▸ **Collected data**

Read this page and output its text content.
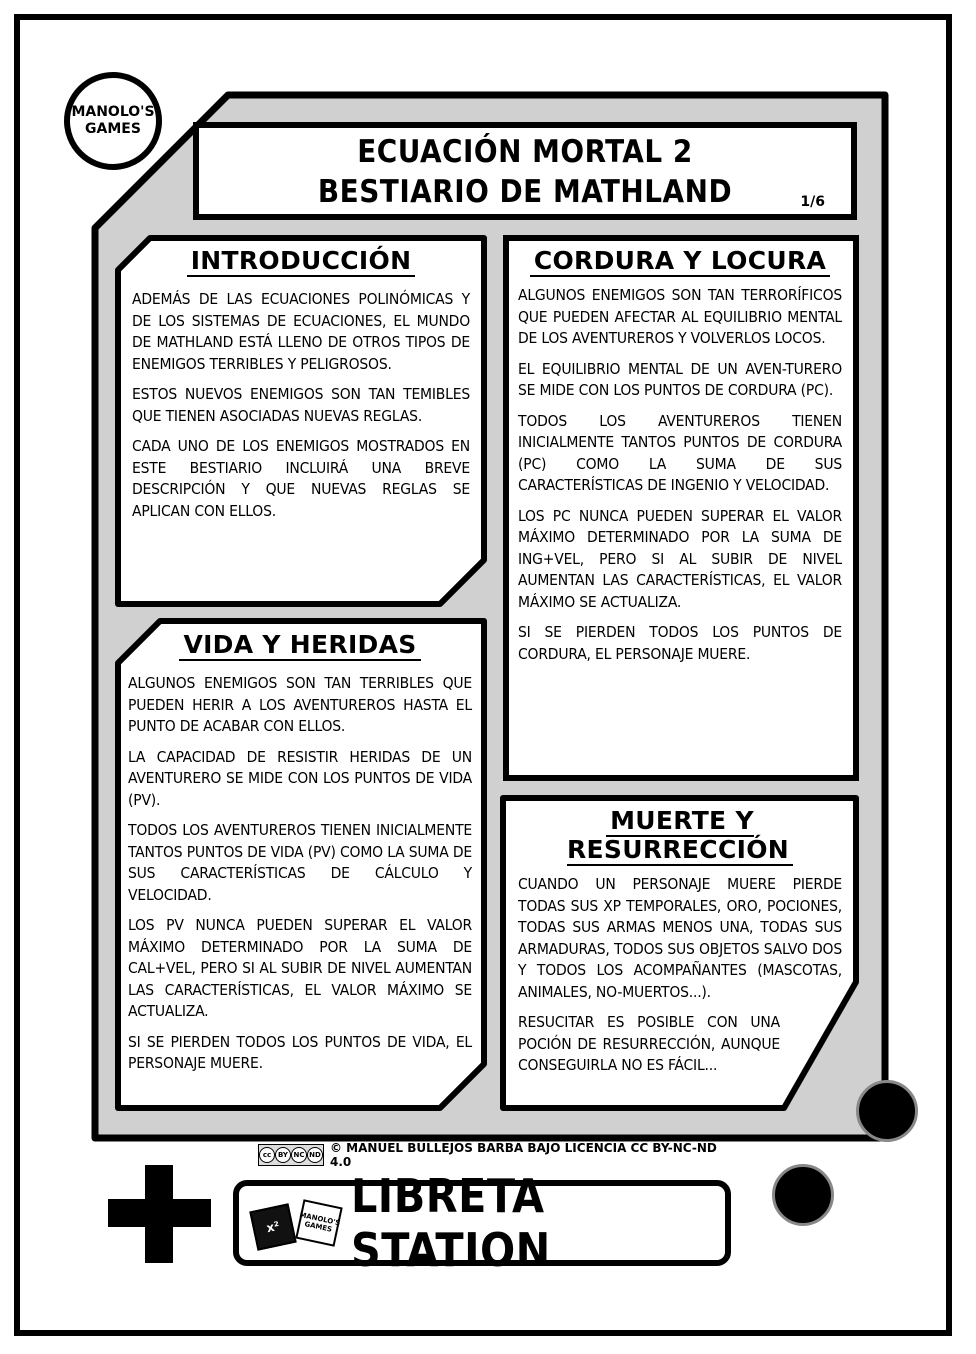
MANOLO'S
GAMES
ECUACIÓN MORTAL 2
BESTIARIO DE MATHLAND	1/6
INTRODUCCIÓN

ADEMÁS DE LAS ECUACIONES POLINÓMICAS Y DE LOS SISTEMAS DE ECUACIONES, EL MUNDO DE MATHLAND ESTÁ LLENO DE OTROS TIPOS DE ENEMIGOS TERRIBLES Y PELIGROSOS.

ESTOS NUEVOS ENEMIGOS SON TAN TEMIBLES QUE TIENEN ASOCIADAS NUEVAS REGLAS.

CADA UNO DE LOS ENEMIGOS MOSTRADOS EN ESTE BESTIARIO INCLUIRÁ UNA BREVE DESCRIPCIÓN Y QUE NUEVAS REGLAS SE APLICAN CON ELLOS.

VIDA Y HERIDAS

ALGUNOS ENEMIGOS SON TAN TERRIBLES QUE PUEDEN HERIR A LOS AVENTUREROS HASTA EL PUNTO DE ACABAR CON ELLOS.

LA CAPACIDAD DE RESISTIR HERIDAS DE UN AVENTURERO SE MIDE CON LOS PUNTOS DE VIDA (PV).

TODOS LOS AVENTUREROS TIENEN INICIALMENTE TANTOS PUNTOS DE VIDA (PV) COMO LA SUMA DE SUS CARACTERÍSTICAS DE CÁLCULO Y VELOCIDAD.

LOS PV NUNCA PUEDEN SUPERAR EL VALOR MÁXIMO DETERMINADO POR LA SUMA DE CAL+VEL, PERO SI AL SUBIR DE NIVEL AUMENTAN LAS CARACTERÍSTICAS, EL VALOR MÁXIMO SE ACTUALIZA.

SI SE PIERDEN TODOS LOS PUNTOS DE VIDA, EL PERSONAJE MUERE.

CORDURA Y LOCURA

ALGUNOS ENEMIGOS SON TAN TERRORÍFICOS QUE PUEDEN AFECTAR AL EQUILIBRIO MENTAL DE LOS AVENTUREROS Y VOLVERLOS LOCOS.

EL EQUILIBRIO MENTAL DE UN AVEN-TURERO SE MIDE CON LOS PUNTOS DE CORDURA (PC).

TODOS LOS AVENTUREROS TIENEN INICIALMENTE TANTOS PUNTOS DE CORDURA (PC) COMO LA SUMA DE SUS CARACTERÍSTICAS DE INGENIO Y VELOCIDAD.

LOS PC NUNCA PUEDEN SUPERAR EL VALOR MÁXIMO DETERMINADO POR LA SUMA DE ING+VEL, PERO SI AL SUBIR DE NIVEL AUMENTAN LAS CARACTERÍSTICAS, EL VALOR MÁXIMO SE ACTUALIZA.

SI SE PIERDEN TODOS LOS PUNTOS DE CORDURA, EL PERSONAJE MUERE.

MUERTE Y RESURRECCIÓN

CUANDO UN PERSONAJE MUERE PIERDE TODAS SUS XP TEMPORALES, ORO, POCIONES, TODAS SUS ARMAS MENOS UNA, TODAS SUS ARMADURAS, TODOS SUS OBJETOS SALVO DOS Y TODOS LOS ACOMPAÑANTES (MASCOTAS, ANIMALES, NO-MUERTOS...).

RESUCITAR ES POSIBLE CON UNA POCIÓN DE RESURRECCIÓN, AUNQUE CONSEGUIRLA NO ES FÁCIL...

cc BY NC ND © MANUEL BULLEJOS BARBA BAJO LICENCIA CC BY-NC-ND 4.0
x²	MANOLO'S GAMES
LIBRETA STATION
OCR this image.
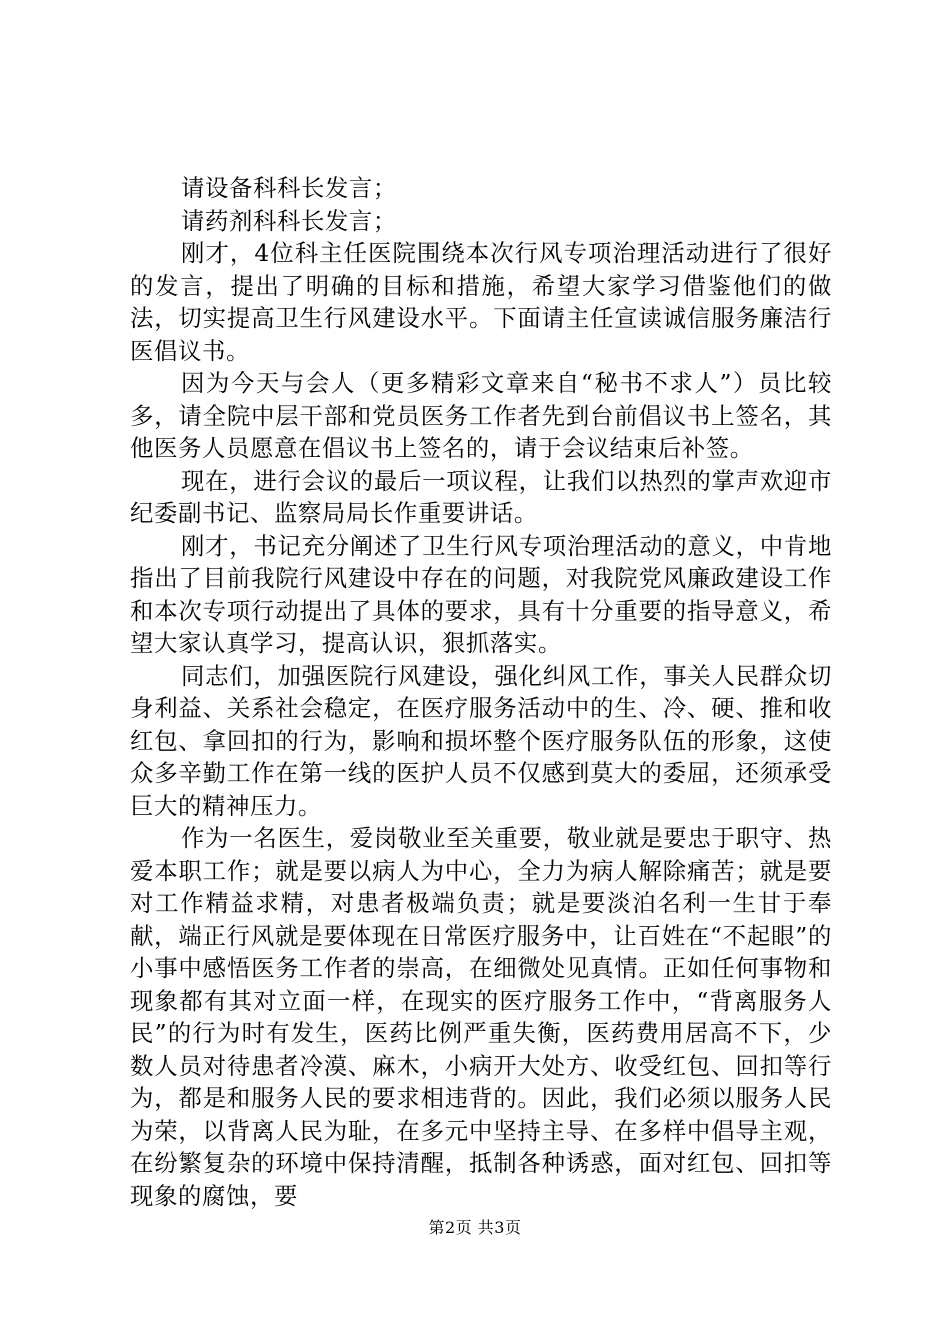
请设备科科长发言；

请药剂科科长发言；

刚才，4位科主任医院围绕本次行风专项治理活动进行了很好的发言，提出了明确的目标和措施，希望大家学习借鉴他们的做法，切实提高卫生行风建设水平。下面请主任宣读诚信服务廉洁行医倡议书。

因为今天与会人（更多精彩文章来自“秘书不求人”）员比较多，请全院中层干部和党员医务工作者先到台前倡议书上签名，其他医务人员愿意在倡议书上签名的，请于会议结束后补签。

现在，进行会议的最后一项议程，让我们以热烈的掌声欢迎市纪委副书记、监察局局长作重要讲话。

刚才，书记充分阐述了卫生行风专项治理活动的意义，中肯地指出了目前我院行风建设中存在的问题，对我院党风廉政建设工作和本次专项行动提出了具体的要求，具有十分重要的指导意义，希望大家认真学习，提高认识，狠抓落实。

同志们，加强医院行风建设，强化纠风工作，事关人民群众切身利益、关系社会稳定，在医疗服务活动中的生、冷、硬、推和收红包、拿回扣的行为，影响和损坏整个医疗服务队伍的形象，这使众多辛勤工作在第一线的医护人员不仅感到莫大的委屈，还须承受巨大的精神压力。

作为一名医生，爱岗敬业至关重要，敬业就是要忠于职守、热爱本职工作；就是要以病人为中心，全力为病人解除痛苦；就是要对工作精益求精，对患者极端负责；就是要淡泊名利一生甘于奉献，端正行风就是要体现在日常医疗服务中，让百姓在“不起眼”的小事中感悟医务工作者的崇高，在细微处见真情。正如任何事物和现象都有其对立面一样，在现实的医疗服务工作中，“背离服务人民”的行为时有发生，医药比例严重失衡，医药费用居高不下，少数人员对待患者冷漠、麻木，小病开大处方、收受红包、回扣等行为，都是和服务人民的要求相违背的。因此，我们必须以服务人民为荣，以背离人民为耻，在多元中坚持主导、在多样中倡导主观，在纷繁复杂的环境中保持清醒，抵制各种诱惑，面对红包、回扣等现象的腐蚀，要

第2页 共3页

▸ **EXERCISE GOAL**
Retype every entry verbatim and exclude the pictures from the copy.

▸ **FINAL RESULT**
Read this page and output its text content.
MANOLO'S
GAMES
ECUACIÓN MORTAL 2
BESTIARIO DE MATHLAND	1/6
INTRODUCCIÓN

ADEMÁS DE LAS ECUACIONES POLINÓMICAS Y DE LOS SISTEMAS DE ECUACIONES, EL MUNDO DE MATHLAND ESTÁ LLENO DE OTROS TIPOS DE ENEMIGOS TERRIBLES Y PELIGROSOS.

ESTOS NUEVOS ENEMIGOS SON TAN TEMIBLES QUE TIENEN ASOCIADAS NUEVAS REGLAS.

CADA UNO DE LOS ENEMIGOS MOSTRADOS EN ESTE BESTIARIO INCLUIRÁ UNA BREVE DESCRIPCIÓN Y QUE NUEVAS REGLAS SE APLICAN CON ELLOS.

VIDA Y HERIDAS

ALGUNOS ENEMIGOS SON TAN TERRIBLES QUE PUEDEN HERIR A LOS AVENTUREROS HASTA EL PUNTO DE ACABAR CON ELLOS.

LA CAPACIDAD DE RESISTIR HERIDAS DE UN AVENTURERO SE MIDE CON LOS PUNTOS DE VIDA (PV).

TODOS LOS AVENTUREROS TIENEN INICIALMENTE TANTOS PUNTOS DE VIDA (PV) COMO LA SUMA DE SUS CARACTERÍSTICAS DE CÁLCULO Y VELOCIDAD.

LOS PV NUNCA PUEDEN SUPERAR EL VALOR MÁXIMO DETERMINADO POR LA SUMA DE CAL+VEL, PERO SI AL SUBIR DE NIVEL AUMENTAN LAS CARACTERÍSTICAS, EL VALOR MÁXIMO SE ACTUALIZA.

SI SE PIERDEN TODOS LOS PUNTOS DE VIDA, EL PERSONAJE MUERE.

CORDURA Y LOCURA

ALGUNOS ENEMIGOS SON TAN TERRORÍFICOS QUE PUEDEN AFECTAR AL EQUILIBRIO MENTAL DE LOS AVENTUREROS Y VOLVERLOS LOCOS.

EL EQUILIBRIO MENTAL DE UN AVEN-TURERO SE MIDE CON LOS PUNTOS DE CORDURA (PC).

TODOS LOS AVENTUREROS TIENEN INICIALMENTE TANTOS PUNTOS DE CORDURA (PC) COMO LA SUMA DE SUS CARACTERÍSTICAS DE INGENIO Y VELOCIDAD.

LOS PC NUNCA PUEDEN SUPERAR EL VALOR MÁXIMO DETERMINADO POR LA SUMA DE ING+VEL, PERO SI AL SUBIR DE NIVEL AUMENTAN LAS CARACTERÍSTICAS, EL VALOR MÁXIMO SE ACTUALIZA.

SI SE PIERDEN TODOS LOS PUNTOS DE CORDURA, EL PERSONAJE MUERE.

MUERTE Y RESURRECCIÓN

CUANDO UN PERSONAJE MUERE PIERDE TODAS SUS XP TEMPORALES, ORO, POCIONES, TODAS SUS ARMAS MENOS UNA, TODAS SUS ARMADURAS, TODOS SUS OBJETOS SALVO DOS Y TODOS LOS ACOMPAÑANTES (MASCOTAS, ANIMALES, NO-MUERTOS...).

RESUCITAR ES POSIBLE CON UNA POCIÓN DE RESURRECCIÓN, AUNQUE CONSEGUIRLA NO ES FÁCIL...

cc BY NC ND © MANUEL BULLEJOS BARBA BAJO LICENCIA CC BY-NC-ND 4.0
x²	MANOLO'S GAMES
LIBRETA STATION
OCR this image.
请设备科科长发言；

请药剂科科长发言；

刚才，4位科主任医院围绕本次行风专项治理活动进行了很好的发言，提出了明确的目标和措施，希望大家学习借鉴他们的做法，切实提高卫生行风建设水平。下面请主任宣读诚信服务廉洁行医倡议书。

因为今天与会人（更多精彩文章来自“秘书不求人”）员比较多，请全院中层干部和党员医务工作者先到台前倡议书上签名，其他医务人员愿意在倡议书上签名的，请于会议结束后补签。

现在，进行会议的最后一项议程，让我们以热烈的掌声欢迎市纪委副书记、监察局局长作重要讲话。

刚才，书记充分阐述了卫生行风专项治理活动的意义，中肯地指出了目前我院行风建设中存在的问题，对我院党风廉政建设工作和本次专项行动提出了具体的要求，具有十分重要的指导意义，希望大家认真学习，提高认识，狠抓落实。

同志们，加强医院行风建设，强化纠风工作，事关人民群众切身利益、关系社会稳定，在医疗服务活动中的生、冷、硬、推和收红包、拿回扣的行为，影响和损坏整个医疗服务队伍的形象，这使众多辛勤工作在第一线的医护人员不仅感到莫大的委屈，还须承受巨大的精神压力。

作为一名医生，爱岗敬业至关重要，敬业就是要忠于职守、热爱本职工作；就是要以病人为中心，全力为病人解除痛苦；就是要对工作精益求精，对患者极端负责；就是要淡泊名利一生甘于奉献，端正行风就是要体现在日常医疗服务中，让百姓在“不起眼”的小事中感悟医务工作者的崇高，在细微处见真情。正如任何事物和现象都有其对立面一样，在现实的医疗服务工作中，“背离服务人民”的行为时有发生，医药比例严重失衡，医药费用居高不下，少数人员对待患者冷漠、麻木，小病开大处方、收受红包、回扣等行为，都是和服务人民的要求相违背的。因此，我们必须以服务人民为荣，以背离人民为耻，在多元中坚持主导、在多样中倡导主观，在纷繁复杂的环境中保持清醒，抵制各种诱惑，面对红包、回扣等现象的腐蚀，要

第2页 共3页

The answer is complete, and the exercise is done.